Collected data entries
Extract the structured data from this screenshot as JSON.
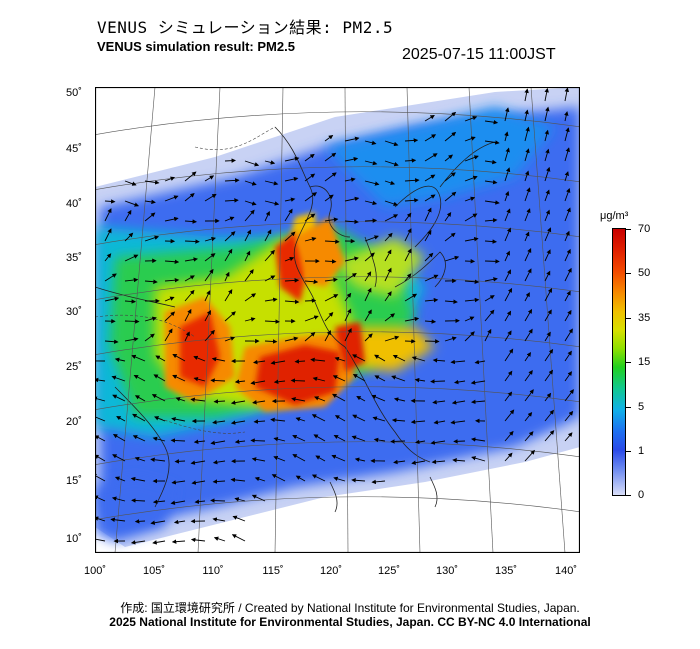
{
  "title_ja": "VENUS シミュレーション結果: PM2.5",
  "title_en": "VENUS simulation result: PM2.5",
  "timestamp": "2025-07-15 11:00JST",
  "lat_labels": [
    "50˚",
    "45˚",
    "40˚",
    "35˚",
    "30˚",
    "25˚",
    "20˚",
    "15˚",
    "10˚"
  ],
  "lon_labels": [
    "100˚",
    "105˚",
    "110˚",
    "115˚",
    "120˚",
    "125˚",
    "130˚",
    "135˚",
    "140˚"
  ],
  "colorbar": {
    "unit": "μg/m³",
    "labels": [
      "70",
      "50",
      "35",
      "15",
      "5",
      "1",
      "0"
    ]
  },
  "credit_line1": "作成: 国立環境研究所 / Created by National Institute for Environmental Studies, Japan.",
  "credit_line2": "2025 National Institute for Environmental Studies, Japan. CC BY-NC 4.0 International",
  "colors": {
    "high": "#e02000",
    "mid_high": "#f68a00",
    "mid": "#d8e000",
    "mid_low": "#22d020",
    "low": "#10b0e8",
    "very_low": "#2a4ae8",
    "background_low": "#d8def8"
  }
}
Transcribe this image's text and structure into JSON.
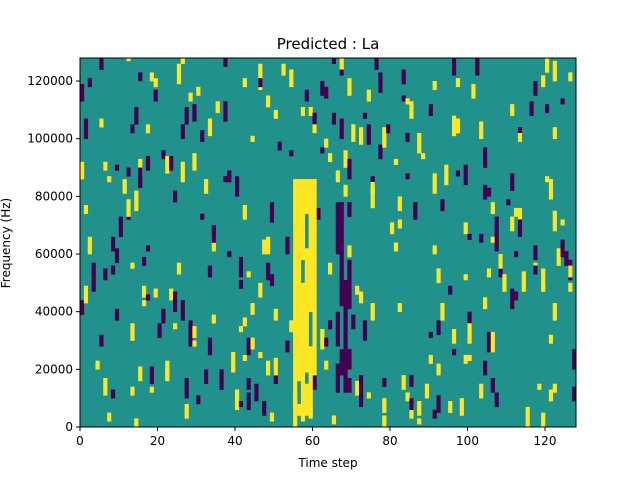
{
  "chart_data": {
    "type": "heatmap",
    "title": "Predicted : La",
    "xlabel": "Time step",
    "ylabel": "Frequency (Hz)",
    "xlim": [
      0,
      128
    ],
    "ylim": [
      0,
      128000
    ],
    "xticks": [
      0,
      20,
      40,
      60,
      80,
      100,
      120
    ],
    "yticks": [
      0,
      20000,
      40000,
      60000,
      80000,
      100000,
      120000
    ],
    "xtick_labels": [
      "0",
      "20",
      "40",
      "60",
      "80",
      "100",
      "120"
    ],
    "ytick_labels": [
      "0",
      "20000",
      "40000",
      "60000",
      "80000",
      "100000",
      "120000"
    ],
    "colormap": {
      "low": "#440154",
      "mid": "#21918c",
      "high": "#fde725"
    },
    "background_level": "mid",
    "time_steps": 128,
    "frequency_bins": 128,
    "dense_columns": [
      {
        "x": [
          55,
          60
        ],
        "y_range": [
          4000,
          86000
        ],
        "level": "high"
      },
      {
        "x": [
          66,
          69
        ],
        "y_range": [
          12000,
          78000
        ],
        "level": "low"
      }
    ],
    "sample_cells": [
      {
        "t": 2,
        "f": 118000,
        "level": "low"
      },
      {
        "t": 15,
        "f": 120000,
        "level": "low"
      },
      {
        "t": 18,
        "f": 120000,
        "level": "high"
      },
      {
        "t": 42,
        "f": 118000,
        "level": "high"
      },
      {
        "t": 46,
        "f": 118000,
        "level": "low"
      },
      {
        "t": 57,
        "f": 108000,
        "level": "high"
      },
      {
        "t": 60,
        "f": 102000,
        "level": "high"
      },
      {
        "t": 74,
        "f": 102000,
        "level": "low"
      },
      {
        "t": 78,
        "f": 14000,
        "level": "low"
      },
      {
        "t": 126,
        "f": 120000,
        "level": "high"
      },
      {
        "t": 8,
        "f": 10000,
        "level": "low"
      },
      {
        "t": 49,
        "f": 2000,
        "level": "high"
      },
      {
        "t": 95,
        "f": 46000,
        "level": "low"
      },
      {
        "t": 122,
        "f": 12000,
        "level": "high"
      }
    ]
  }
}
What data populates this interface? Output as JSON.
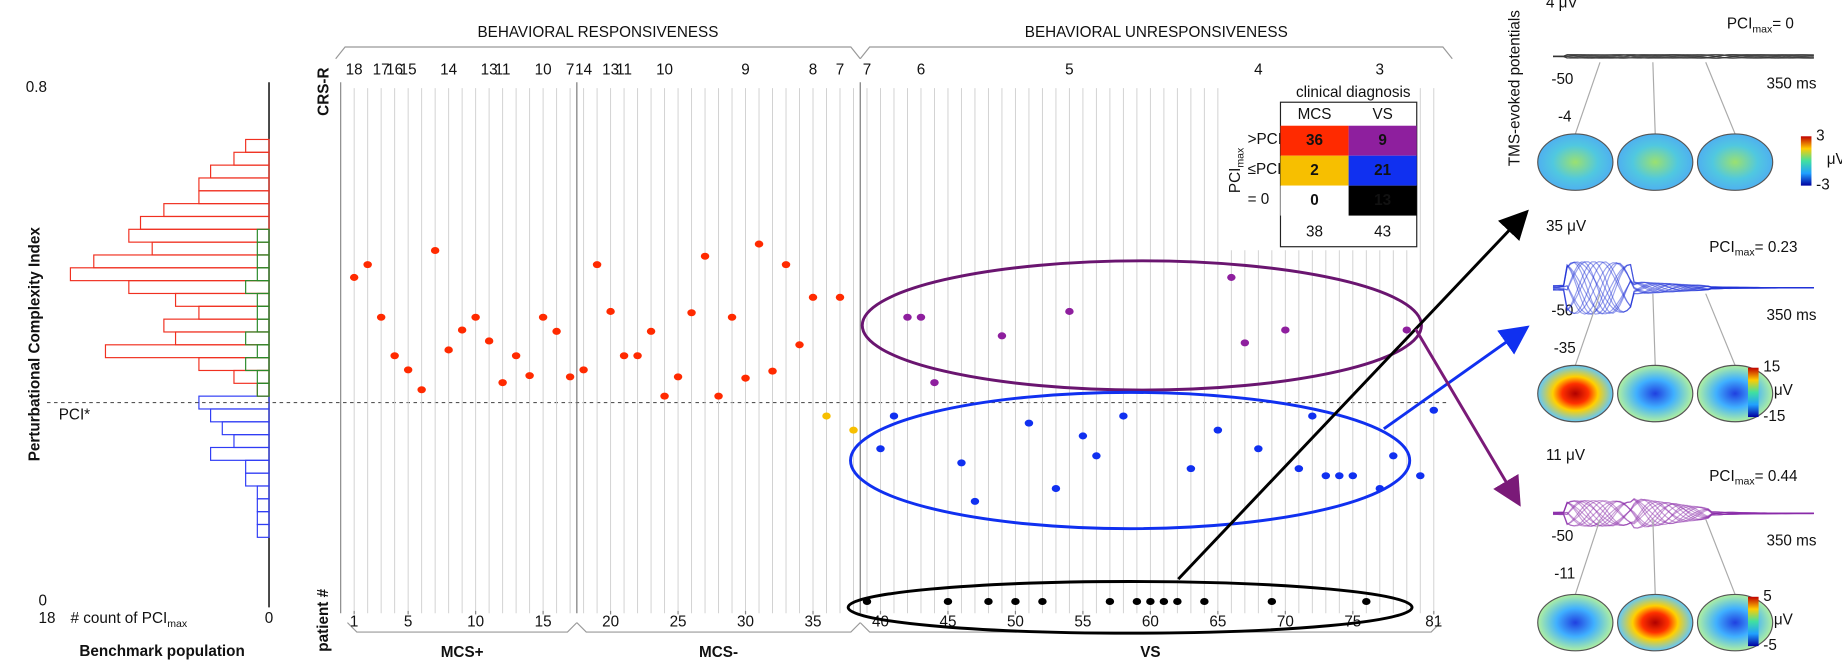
{
  "chart_data": [
    {
      "type": "histogram",
      "orientation": "horizontal",
      "ylabel": "Perturbational Complexity Index",
      "xlabel": "# count of PCI",
      "xlabel_sub": "max",
      "caption": "Benchmark population",
      "bins": [
        0.1,
        0.12,
        0.14,
        0.16,
        0.18,
        0.2,
        0.22,
        0.24,
        0.26,
        0.28,
        0.3,
        0.32,
        0.34,
        0.36,
        0.38,
        0.4,
        0.42,
        0.44,
        0.46,
        0.48,
        0.5,
        0.52,
        0.54,
        0.56,
        0.58,
        0.6,
        0.62,
        0.64,
        0.66,
        0.68,
        0.7,
        0.72
      ],
      "series": [
        {
          "color": "#2f3cf5",
          "values": [
            1,
            1,
            1,
            1,
            2,
            2,
            5,
            3,
            4,
            5,
            6,
            0,
            0,
            0,
            0,
            0,
            0,
            0,
            0,
            0,
            0,
            0,
            0,
            0,
            0,
            0,
            0,
            0,
            0,
            0,
            0
          ]
        },
        {
          "color": "#f03020",
          "values": [
            0,
            0,
            0,
            0,
            0,
            0,
            0,
            0,
            0,
            0,
            0,
            1,
            3,
            6,
            14,
            8,
            9,
            6,
            8,
            12,
            17,
            15,
            10,
            12,
            11,
            9,
            6,
            6,
            5,
            3,
            2
          ]
        },
        {
          "color": "#2a8a2a",
          "values": [
            0,
            0,
            0,
            0,
            0,
            0,
            0,
            0,
            0,
            0,
            0,
            1,
            1,
            2,
            1,
            2,
            1,
            1,
            1,
            2,
            1,
            1,
            1,
            1,
            0,
            0,
            0,
            0,
            0,
            0,
            0
          ]
        }
      ],
      "xlim": [
        18,
        0
      ],
      "xticks": [
        18,
        0
      ],
      "ylim": [
        0,
        0.8
      ],
      "yticks": [
        0,
        0.8
      ],
      "reference": {
        "value": 0.31,
        "label": "PCI*"
      }
    },
    {
      "type": "scatter",
      "headers": [
        "BEHAVIORAL RESPONSIVENESS",
        "BEHAVIORAL UNRESPONSIVENESS"
      ],
      "crs_label": "CRS-R",
      "xlabel": "patient #",
      "x": [
        1,
        2,
        3,
        4,
        5,
        6,
        7,
        8,
        9,
        10,
        11,
        12,
        13,
        14,
        15,
        16,
        17,
        18,
        19,
        20,
        21,
        22,
        23,
        24,
        25,
        26,
        27,
        28,
        29,
        30,
        31,
        32,
        33,
        34,
        35,
        36,
        37,
        38,
        39,
        40,
        41,
        42,
        43,
        44,
        45,
        46,
        47,
        48,
        49,
        50,
        51,
        52,
        53,
        54,
        55,
        56,
        57,
        58,
        59,
        60,
        61,
        62,
        63,
        64,
        65,
        66,
        67,
        68,
        69,
        70,
        71,
        72,
        73,
        74,
        75,
        76,
        77,
        78,
        79,
        80,
        81
      ],
      "values": [
        0.505,
        0.525,
        0.443,
        0.383,
        0.361,
        0.33,
        0.547,
        0.392,
        0.423,
        0.443,
        0.406,
        0.341,
        0.383,
        0.352,
        0.443,
        0.421,
        0.35,
        0.361,
        0.525,
        0.452,
        0.383,
        0.383,
        0.421,
        0.32,
        0.35,
        0.45,
        0.538,
        0.32,
        0.443,
        0.348,
        0.557,
        0.359,
        0.525,
        0.4,
        0.474,
        0.289,
        0.474,
        0.267,
        0,
        0.238,
        0.289,
        0.443,
        0.443,
        0.341,
        0,
        0.216,
        0.156,
        0,
        0.414,
        0,
        0.278,
        0,
        0.176,
        0.452,
        0.258,
        0.227,
        0,
        0.289,
        0,
        0,
        0,
        0,
        0.207,
        0,
        0.267,
        0.505,
        0.403,
        0.238,
        0,
        0.423,
        0.207,
        0.289,
        0.196,
        0.196,
        0.196,
        0,
        0.176,
        0.227,
        0.423,
        0.196,
        0.298
      ],
      "colors": [
        "#ff2a00",
        "#ff2a00",
        "#ff2a00",
        "#ff2a00",
        "#ff2a00",
        "#ff2a00",
        "#ff2a00",
        "#ff2a00",
        "#ff2a00",
        "#ff2a00",
        "#ff2a00",
        "#ff2a00",
        "#ff2a00",
        "#ff2a00",
        "#ff2a00",
        "#ff2a00",
        "#ff2a00",
        "#ff2a00",
        "#ff2a00",
        "#ff2a00",
        "#ff2a00",
        "#ff2a00",
        "#ff2a00",
        "#ff2a00",
        "#ff2a00",
        "#ff2a00",
        "#ff2a00",
        "#ff2a00",
        "#ff2a00",
        "#ff2a00",
        "#ff2a00",
        "#ff2a00",
        "#ff2a00",
        "#ff2a00",
        "#ff2a00",
        "#f7bf00",
        "#ff2a00",
        "#f7bf00",
        "#000000",
        "#1030f0",
        "#1030f0",
        "#8e1f9e",
        "#8e1f9e",
        "#8e1f9e",
        "#000000",
        "#1030f0",
        "#1030f0",
        "#000000",
        "#8e1f9e",
        "#000000",
        "#1030f0",
        "#000000",
        "#1030f0",
        "#8e1f9e",
        "#1030f0",
        "#1030f0",
        "#000000",
        "#1030f0",
        "#000000",
        "#000000",
        "#000000",
        "#000000",
        "#1030f0",
        "#000000",
        "#1030f0",
        "#8e1f9e",
        "#8e1f9e",
        "#1030f0",
        "#000000",
        "#8e1f9e",
        "#1030f0",
        "#1030f0",
        "#1030f0",
        "#1030f0",
        "#1030f0",
        "#000000",
        "#1030f0",
        "#1030f0",
        "#8e1f9e",
        "#1030f0",
        "#1030f0"
      ],
      "xlim": [
        0,
        82
      ],
      "ylim": [
        0,
        0.8
      ],
      "xticks": [
        1,
        5,
        10,
        15,
        20,
        25,
        30,
        35,
        40,
        45,
        50,
        55,
        60,
        65,
        70,
        75,
        81
      ],
      "crs_r": {
        "x": [
          1,
          3,
          4,
          5,
          8,
          11,
          12,
          15,
          17,
          18,
          20,
          21,
          24,
          30,
          35,
          37,
          39,
          43,
          54,
          68,
          77
        ],
        "values": [
          18,
          17,
          16,
          15,
          14,
          13,
          11,
          10,
          7,
          14,
          13,
          11,
          10,
          9,
          8,
          7,
          7,
          6,
          5,
          4,
          3
        ]
      },
      "groups": [
        {
          "label": "MCS+",
          "first": 1,
          "last": 17
        },
        {
          "label": "MCS-",
          "first": 18,
          "last": 38
        },
        {
          "label": "VS",
          "first": 39,
          "last": 81
        }
      ]
    }
  ],
  "table": {
    "title": "clinical diagnosis",
    "columns": [
      "MCS",
      "VS"
    ],
    "row_header": "PCI",
    "row_header_sub": "max",
    "rows": [
      {
        "label": ">PCI*",
        "values": [
          36,
          9
        ],
        "colors": [
          "#ff2a00",
          "#8e1f9e"
        ]
      },
      {
        "label": "≤PCI*",
        "values": [
          2,
          21
        ],
        "colors": [
          "#f7bf00",
          "#1030f0"
        ]
      },
      {
        "label": "= 0",
        "values": [
          0,
          13
        ],
        "colors": [
          "#ffffff",
          "#000000"
        ]
      }
    ],
    "totals": [
      38,
      43
    ]
  },
  "panels": {
    "ylabel": "TMS-evoked potentials",
    "items": [
      {
        "scale": "4 μV",
        "pci": "PCI",
        "pci_sub": "max",
        "pci_value": "= 0",
        "t_start": "-50",
        "t_end": "350 ms",
        "scale_neg": "-4",
        "cbar_max": "3",
        "cbar_min": "-3",
        "cbar_unit": "μV",
        "color": "#333333"
      },
      {
        "scale": "35 μV",
        "pci": "PCI",
        "pci_sub": "max",
        "pci_value": "= 0.23",
        "t_start": "-50",
        "t_end": "350 ms",
        "scale_neg": "-35",
        "cbar_max": "15",
        "cbar_min": "-15",
        "cbar_unit": "μV",
        "color": "#2030d8"
      },
      {
        "scale": "11 μV",
        "pci": "PCI",
        "pci_sub": "max",
        "pci_value": "= 0.44",
        "t_start": "-50",
        "t_end": "350 ms",
        "scale_neg": "-11",
        "cbar_max": "5",
        "cbar_min": "-5",
        "cbar_unit": "μV",
        "color": "#8a2aa8"
      }
    ]
  }
}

WHAT THE TASK ASKS:
Return each line of the data that contains the string "Environmental".

TASK ANSWER:
  "credit_line1": "作成: 国立環境研究所 / Created by National Institute for Environmental Studies, Japan.",
  "credit_line2": "2025 National Institute for Environmental Studies, Japan. CC BY-NC 4.0 International",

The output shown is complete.